Given entries:
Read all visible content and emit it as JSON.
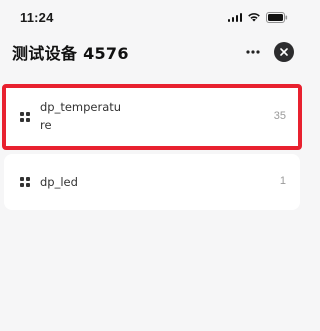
{
  "status_bar": {
    "time": "11:24"
  },
  "header": {
    "title": "测试设备 4576"
  },
  "datapoints": [
    {
      "name_line1": "dp_temperatu",
      "name_line2": "re",
      "value": "35",
      "highlighted": true
    },
    {
      "name_line1": "dp_led",
      "value": "1",
      "highlighted": false
    }
  ],
  "colors": {
    "highlight": "#e8212f",
    "background": "#f6f6f7",
    "card": "#ffffff"
  },
  "icons": [
    "signal-icon",
    "wifi-icon",
    "battery-icon",
    "more-icon",
    "close-icon",
    "grid-icon"
  ]
}
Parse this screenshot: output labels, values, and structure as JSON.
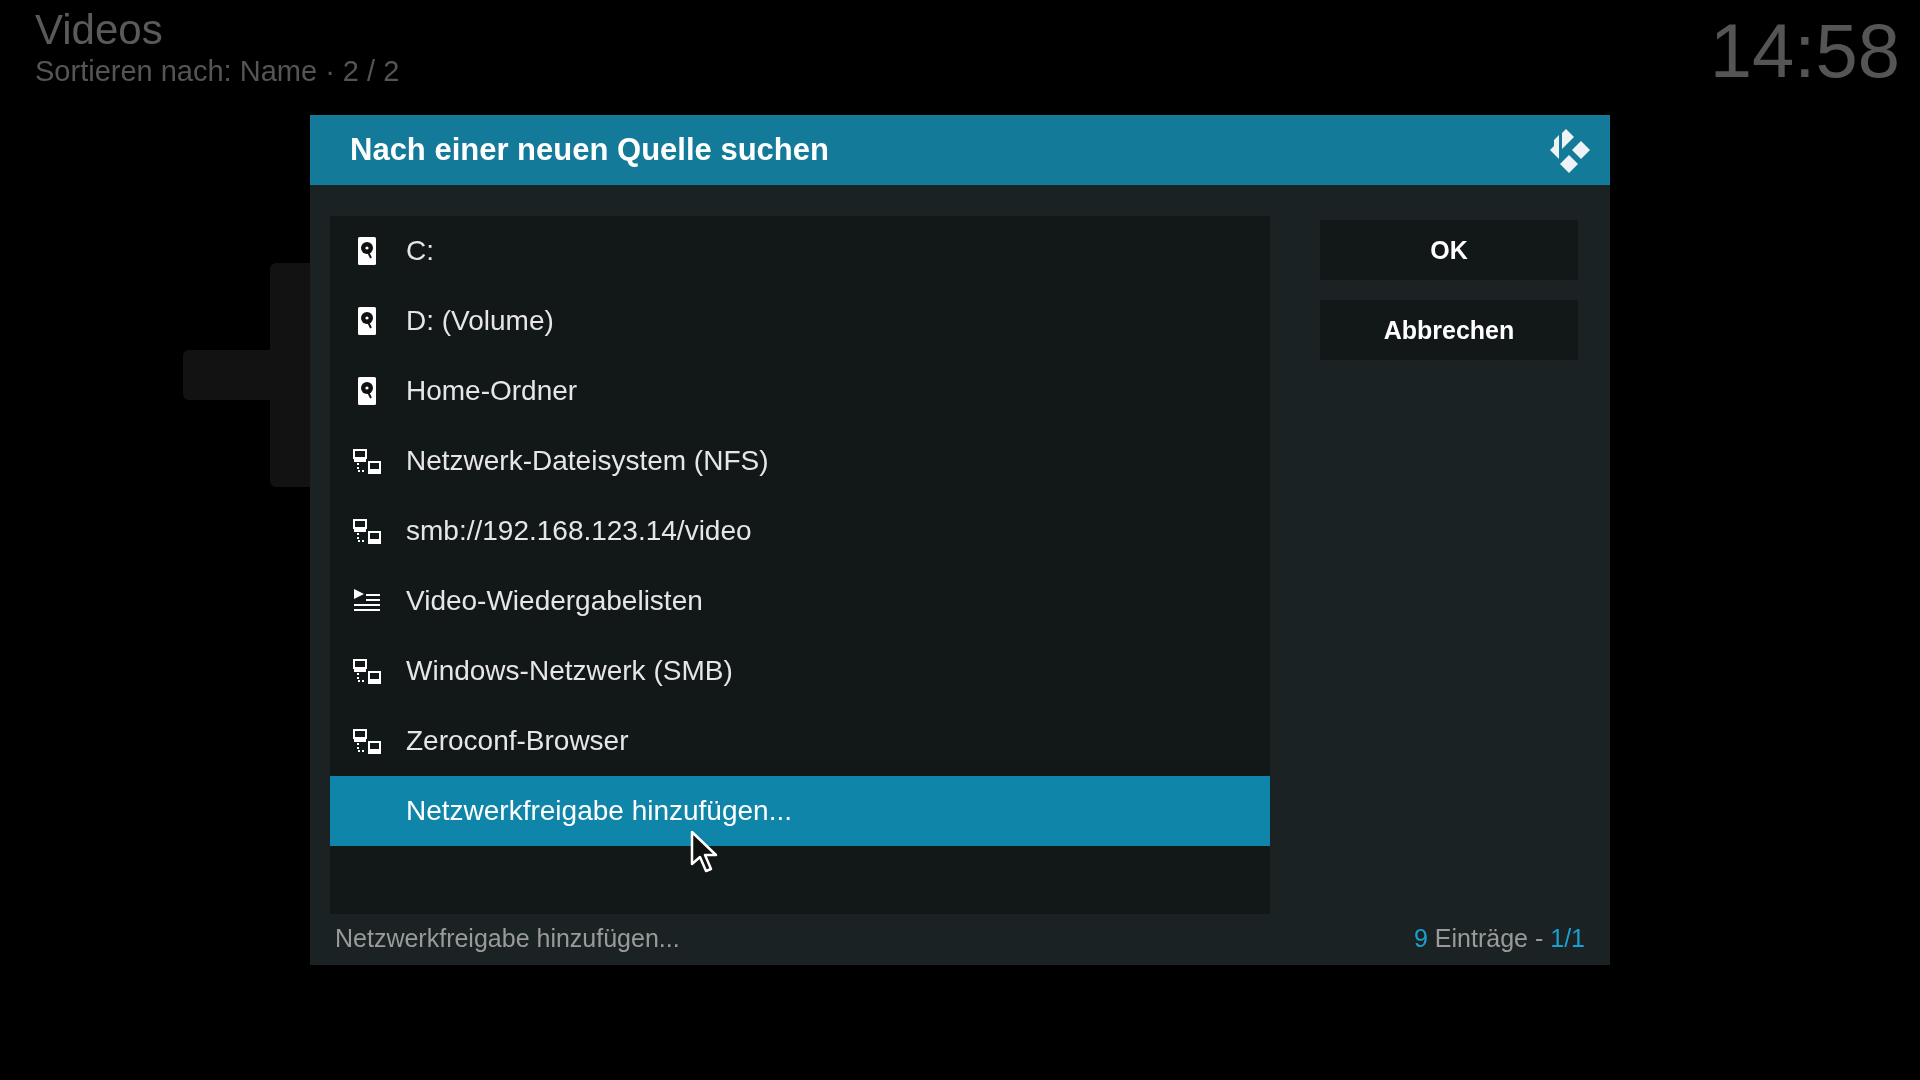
{
  "screen": {
    "title": "Videos",
    "subtitle": "Sortieren nach: Name  ·  2 / 2",
    "clock": "14:58"
  },
  "dialog": {
    "title": "Nach einer neuen Quelle suchen",
    "items": [
      {
        "kind": "drive",
        "label": "C:",
        "selected": false
      },
      {
        "kind": "drive",
        "label": "D: (Volume)",
        "selected": false
      },
      {
        "kind": "drive",
        "label": "Home-Ordner",
        "selected": false
      },
      {
        "kind": "network",
        "label": "Netzwerk-Dateisystem (NFS)",
        "selected": false
      },
      {
        "kind": "network",
        "label": "smb://192.168.123.14/video",
        "selected": false
      },
      {
        "kind": "playlist",
        "label": "Video-Wiedergabelisten",
        "selected": false
      },
      {
        "kind": "network",
        "label": "Windows-Netzwerk (SMB)",
        "selected": false
      },
      {
        "kind": "network",
        "label": "Zeroconf-Browser",
        "selected": false
      },
      {
        "kind": "none",
        "label": "Netzwerkfreigabe hinzufügen...",
        "selected": true
      }
    ],
    "buttons": [
      "OK",
      "Abbrechen"
    ],
    "status": {
      "description": "Netzwerkfreigabe hinzufügen...",
      "count": "9",
      "count_label": "Einträge -",
      "page": "1/1"
    }
  }
}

To be done:
Return all of the entries word for word, but omit the pictures.

Solution to this task:
Read all visible content and emit it as JSON.
{
  "status_bar": {
    "time": "11:24"
  },
  "header": {
    "title": "测试设备 4576"
  },
  "datapoints": [
    {
      "name_line1": "dp_temperatu",
      "name_line2": "re",
      "value": "35",
      "highlighted": true
    },
    {
      "name_line1": "dp_led",
      "value": "1",
      "highlighted": false
    }
  ],
  "colors": {
    "highlight": "#e8212f",
    "background": "#f6f6f7",
    "card": "#ffffff"
  },
  "icons": [
    "signal-icon",
    "wifi-icon",
    "battery-icon",
    "more-icon",
    "close-icon",
    "grid-icon"
  ]
}
Parse this screenshot: output labels, values, and structure as JSON.
{
  "screen": {
    "title": "Videos",
    "subtitle": "Sortieren nach: Name  ·  2 / 2",
    "clock": "14:58"
  },
  "dialog": {
    "title": "Nach einer neuen Quelle suchen",
    "items": [
      {
        "kind": "drive",
        "label": "C:",
        "selected": false
      },
      {
        "kind": "drive",
        "label": "D: (Volume)",
        "selected": false
      },
      {
        "kind": "drive",
        "label": "Home-Ordner",
        "selected": false
      },
      {
        "kind": "network",
        "label": "Netzwerk-Dateisystem (NFS)",
        "selected": false
      },
      {
        "kind": "network",
        "label": "smb://192.168.123.14/video",
        "selected": false
      },
      {
        "kind": "playlist",
        "label": "Video-Wiedergabelisten",
        "selected": false
      },
      {
        "kind": "network",
        "label": "Windows-Netzwerk (SMB)",
        "selected": false
      },
      {
        "kind": "network",
        "label": "Zeroconf-Browser",
        "selected": false
      },
      {
        "kind": "none",
        "label": "Netzwerkfreigabe hinzufügen...",
        "selected": true
      }
    ],
    "buttons": [
      "OK",
      "Abbrechen"
    ],
    "status": {
      "description": "Netzwerkfreigabe hinzufügen...",
      "count": "9",
      "count_label": "Einträge -",
      "page": "1/1"
    }
  }
}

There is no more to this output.